* [DATA LISTING]
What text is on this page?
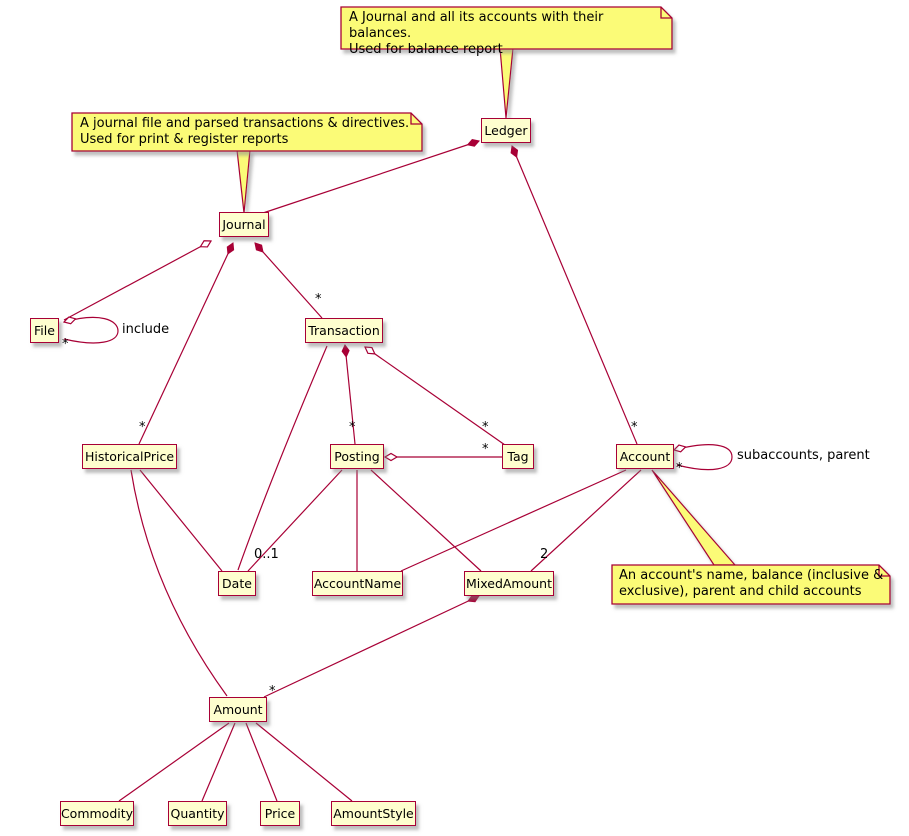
A Journal and all its accounts with their balances.
Used for balance report
A journal file and parsed transactions & directives.
Used for print & register reports
An account's name, balance (inclusive &
exclusive), parent and child accounts
Ledger
Journal
File	Transaction
HistoricalPrice	Posting	Tag	Account
Date	AccountName	MixedAmount
Amount
Commodity	Quantity	Price	AmountStyle
*
include
*
*
*
*	*
*
0..1	2
subaccounts, parent
*
*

* [DESCRIPTION OF THE TASK] Pick out and copy every line that contains the word "parent".

* [RESULT OF THIS TASK]
exclusive), parent and child accounts
subaccounts, parent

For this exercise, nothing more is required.